:: Your task ::
Restate every line of the material, word for word.
+++
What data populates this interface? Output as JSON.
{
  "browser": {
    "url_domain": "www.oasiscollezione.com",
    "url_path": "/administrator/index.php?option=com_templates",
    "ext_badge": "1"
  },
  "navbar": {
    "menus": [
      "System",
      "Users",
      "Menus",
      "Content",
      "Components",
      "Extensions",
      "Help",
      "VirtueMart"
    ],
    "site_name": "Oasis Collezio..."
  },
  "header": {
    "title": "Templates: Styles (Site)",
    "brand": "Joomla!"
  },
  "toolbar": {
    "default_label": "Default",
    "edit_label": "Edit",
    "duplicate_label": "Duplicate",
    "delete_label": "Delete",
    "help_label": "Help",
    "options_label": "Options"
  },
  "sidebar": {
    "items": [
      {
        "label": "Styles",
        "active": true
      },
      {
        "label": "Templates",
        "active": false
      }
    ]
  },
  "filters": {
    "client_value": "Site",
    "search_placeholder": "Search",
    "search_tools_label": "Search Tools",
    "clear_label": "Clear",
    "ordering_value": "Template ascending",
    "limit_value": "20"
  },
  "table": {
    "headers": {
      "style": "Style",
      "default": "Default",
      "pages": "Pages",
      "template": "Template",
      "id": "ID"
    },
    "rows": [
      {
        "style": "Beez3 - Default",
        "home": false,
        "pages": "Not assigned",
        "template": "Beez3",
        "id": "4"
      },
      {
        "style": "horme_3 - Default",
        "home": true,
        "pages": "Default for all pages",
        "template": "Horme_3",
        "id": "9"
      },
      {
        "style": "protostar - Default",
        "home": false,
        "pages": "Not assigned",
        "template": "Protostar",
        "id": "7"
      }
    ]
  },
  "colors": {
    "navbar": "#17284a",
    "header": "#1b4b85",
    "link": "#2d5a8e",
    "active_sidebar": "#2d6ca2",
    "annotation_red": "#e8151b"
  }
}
+++
:: Worked answer ::
What data populates this interface? Output as JSON.
{
  "browser": {
    "url_domain": "www.oasiscollezione.com",
    "url_path": "/administrator/index.php?option=com_templates",
    "ext_badge": "1"
  },
  "navbar": {
    "menus": [
      "System",
      "Users",
      "Menus",
      "Content",
      "Components",
      "Extensions",
      "Help",
      "VirtueMart"
    ],
    "site_name": "Oasis Collezio..."
  },
  "header": {
    "title": "Templates: Styles (Site)",
    "brand": "Joomla!"
  },
  "toolbar": {
    "default_label": "Default",
    "edit_label": "Edit",
    "duplicate_label": "Duplicate",
    "delete_label": "Delete",
    "help_label": "Help",
    "options_label": "Options"
  },
  "sidebar": {
    "items": [
      {
        "label": "Styles",
        "active": true
      },
      {
        "label": "Templates",
        "active": false
      }
    ]
  },
  "filters": {
    "client_value": "Site",
    "search_placeholder": "Search",
    "search_tools_label": "Search Tools",
    "clear_label": "Clear",
    "ordering_value": "Template ascending",
    "limit_value": "20"
  },
  "table": {
    "headers": {
      "style": "Style",
      "default": "Default",
      "pages": "Pages",
      "template": "Template",
      "id": "ID"
    },
    "rows": [
      {
        "style": "Beez3 - Default",
        "home": false,
        "pages": "Not assigned",
        "template": "Beez3",
        "id": "4"
      },
      {
        "style": "horme_3 - Default",
        "home": true,
        "pages": "Default for all pages",
        "template": "Horme_3",
        "id": "9"
      },
      {
        "style": "protostar - Default",
        "home": false,
        "pages": "Not assigned",
        "template": "Protostar",
        "id": "7"
      }
    ]
  },
  "colors": {
    "navbar": "#17284a",
    "header": "#1b4b85",
    "link": "#2d5a8e",
    "active_sidebar": "#2d6ca2",
    "annotation_red": "#e8151b"
  }
}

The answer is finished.